Well-to-do elderly couples totter in their Christmas finery, children build up speed and go far too close to the edge on the pier’s smooth surface in their newly delivered bikes, parents with their grown-up sons and daughters catch-up as they pass the time while the turkey roasts.

People are full of smiles as they make their way on the 2.6km stroll but, this being south Dublin and not rural Ireland, nobody catches the eyes of a stranger to wish them a Merry Christmas.

In spite of this there is a communality to the experience that is otherwise absent on this holy day for the non-religious. Perhaps it is sharing the striking beauty of the blue sea bobbing gently and glimmering under the winter sun.

This year's walk will be a little different. Last year I proudly waddled my seven-month-old bump down the promenade wondering what next year would be like. This Christmas Day I will (in between naps, nappies and bottles), wheel my gorgeous, curious, nine-month-old son Arthur down the pier. Life utterly changed but Dún Laoghaire pier ever magnificent.

PATRICK LOGUE

I miss midnight mass. And Christmas morning mass, for that matter. Christmas can be a difficult time for a nostalgic, avowed lapsed Catholic hankering for that magic feeling that the traditions of Christmas from childhood bring. When it comes to traditions, religion has it wrapped at this time of the year. It would therefore feel inappropriate for me to march down to the local church with the kids in tow for Christmas mass just for the niceness of it.

We have to make other plans.

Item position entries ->
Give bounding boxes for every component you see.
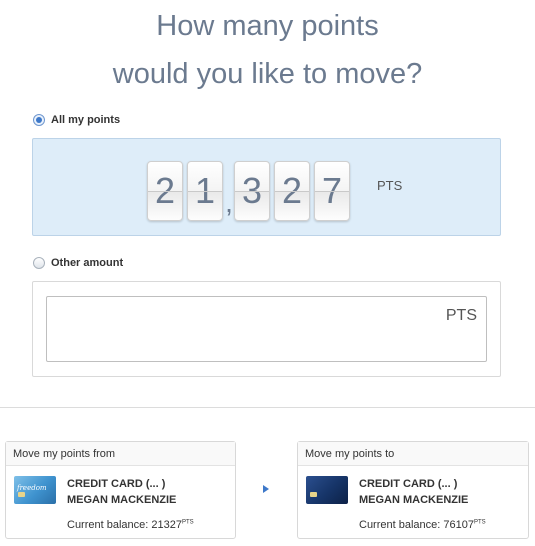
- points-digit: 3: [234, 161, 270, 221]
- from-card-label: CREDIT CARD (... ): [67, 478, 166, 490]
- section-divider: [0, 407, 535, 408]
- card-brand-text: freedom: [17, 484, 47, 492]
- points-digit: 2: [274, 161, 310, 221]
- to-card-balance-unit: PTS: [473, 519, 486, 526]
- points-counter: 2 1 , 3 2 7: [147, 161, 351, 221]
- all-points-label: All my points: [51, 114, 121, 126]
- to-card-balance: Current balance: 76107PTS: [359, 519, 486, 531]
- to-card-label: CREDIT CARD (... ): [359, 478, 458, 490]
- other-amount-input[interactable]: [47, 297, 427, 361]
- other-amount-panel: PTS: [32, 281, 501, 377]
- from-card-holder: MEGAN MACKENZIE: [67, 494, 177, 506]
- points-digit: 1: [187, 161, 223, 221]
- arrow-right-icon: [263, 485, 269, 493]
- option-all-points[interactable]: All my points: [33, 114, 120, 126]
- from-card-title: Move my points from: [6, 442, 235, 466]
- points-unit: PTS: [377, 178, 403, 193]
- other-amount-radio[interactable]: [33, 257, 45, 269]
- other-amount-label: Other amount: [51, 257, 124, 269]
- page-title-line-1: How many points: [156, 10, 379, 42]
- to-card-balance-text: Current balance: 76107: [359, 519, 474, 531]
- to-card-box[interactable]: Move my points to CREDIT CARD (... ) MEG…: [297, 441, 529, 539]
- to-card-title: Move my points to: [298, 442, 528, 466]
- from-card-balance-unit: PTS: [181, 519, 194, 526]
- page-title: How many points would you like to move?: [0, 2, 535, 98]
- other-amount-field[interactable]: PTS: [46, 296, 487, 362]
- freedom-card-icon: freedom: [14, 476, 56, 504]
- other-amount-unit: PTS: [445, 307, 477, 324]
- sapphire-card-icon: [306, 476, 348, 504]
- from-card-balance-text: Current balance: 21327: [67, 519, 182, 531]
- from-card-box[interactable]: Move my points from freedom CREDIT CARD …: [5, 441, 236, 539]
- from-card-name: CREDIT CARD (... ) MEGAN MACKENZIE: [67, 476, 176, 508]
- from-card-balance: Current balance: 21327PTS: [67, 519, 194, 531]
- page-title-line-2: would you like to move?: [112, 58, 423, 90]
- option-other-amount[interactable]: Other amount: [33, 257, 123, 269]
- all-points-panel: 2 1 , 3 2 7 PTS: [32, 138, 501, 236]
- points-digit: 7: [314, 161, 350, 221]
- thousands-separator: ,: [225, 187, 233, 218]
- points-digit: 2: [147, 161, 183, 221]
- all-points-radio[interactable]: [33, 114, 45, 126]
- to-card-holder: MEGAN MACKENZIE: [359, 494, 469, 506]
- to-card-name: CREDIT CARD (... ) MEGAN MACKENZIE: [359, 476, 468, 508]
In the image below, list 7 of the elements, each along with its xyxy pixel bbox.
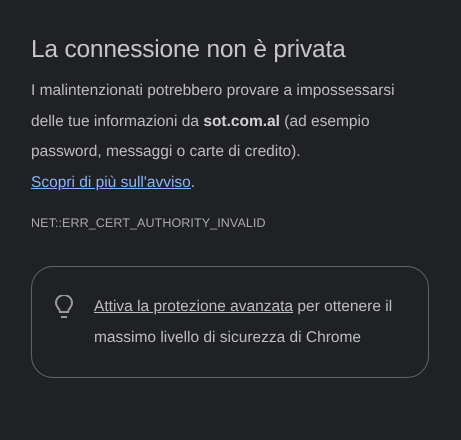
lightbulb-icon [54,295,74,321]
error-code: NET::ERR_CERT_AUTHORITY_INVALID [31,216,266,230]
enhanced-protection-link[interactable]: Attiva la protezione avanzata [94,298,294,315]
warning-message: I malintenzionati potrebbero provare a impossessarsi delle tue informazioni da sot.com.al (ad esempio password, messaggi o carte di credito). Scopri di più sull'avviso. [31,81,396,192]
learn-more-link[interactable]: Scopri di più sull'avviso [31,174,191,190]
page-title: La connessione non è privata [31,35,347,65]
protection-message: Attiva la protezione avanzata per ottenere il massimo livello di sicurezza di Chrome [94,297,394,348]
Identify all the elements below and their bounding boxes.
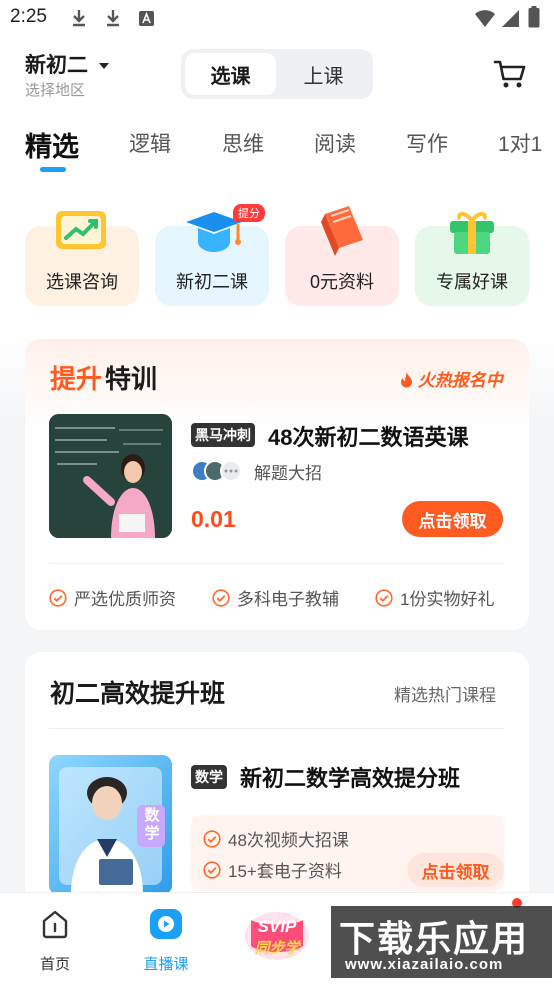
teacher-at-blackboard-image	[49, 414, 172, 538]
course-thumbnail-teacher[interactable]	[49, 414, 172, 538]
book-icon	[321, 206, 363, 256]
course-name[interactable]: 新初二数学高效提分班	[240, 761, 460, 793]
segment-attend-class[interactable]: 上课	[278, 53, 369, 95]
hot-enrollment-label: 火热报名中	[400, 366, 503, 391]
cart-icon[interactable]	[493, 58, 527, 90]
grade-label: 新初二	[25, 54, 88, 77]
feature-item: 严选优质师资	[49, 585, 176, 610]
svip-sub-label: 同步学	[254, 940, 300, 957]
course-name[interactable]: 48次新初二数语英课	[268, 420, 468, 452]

GOALS ->
**A)** From the piece on Christmas Day in Dublin, output the part that opens with the words containing "PATRICK LOGUE" and closes with "make other plans.".
**B)** Filter the rows, keeping only the ones where the string "Scopri" appears.

THE RESULTS ->
**A)**
PATRICK LOGUE

I miss midnight mass. And Christmas morning mass, for that matter. Christmas can be a difficult time for a nostalgic, avowed lapsed Catholic hankering for that magic feeling that the traditions of Christmas from childhood bring. When it comes to traditions, religion has it wrapped at this time of the year. It would therefore feel inappropriate for me to march down to the local church with the kids in tow for Christmas mass just for the niceness of it.

We have to make other plans.

**B)**
warning-message: I malintenzionati potrebbero provare a impossessarsi delle tue informazioni da sot.com.al (ad esempio password, messaggi o carte di credito). Scopri di più sull'avviso. [31,81,396,192]
learn-more-link[interactable]: Scopri di più sull'avviso [31,174,191,190]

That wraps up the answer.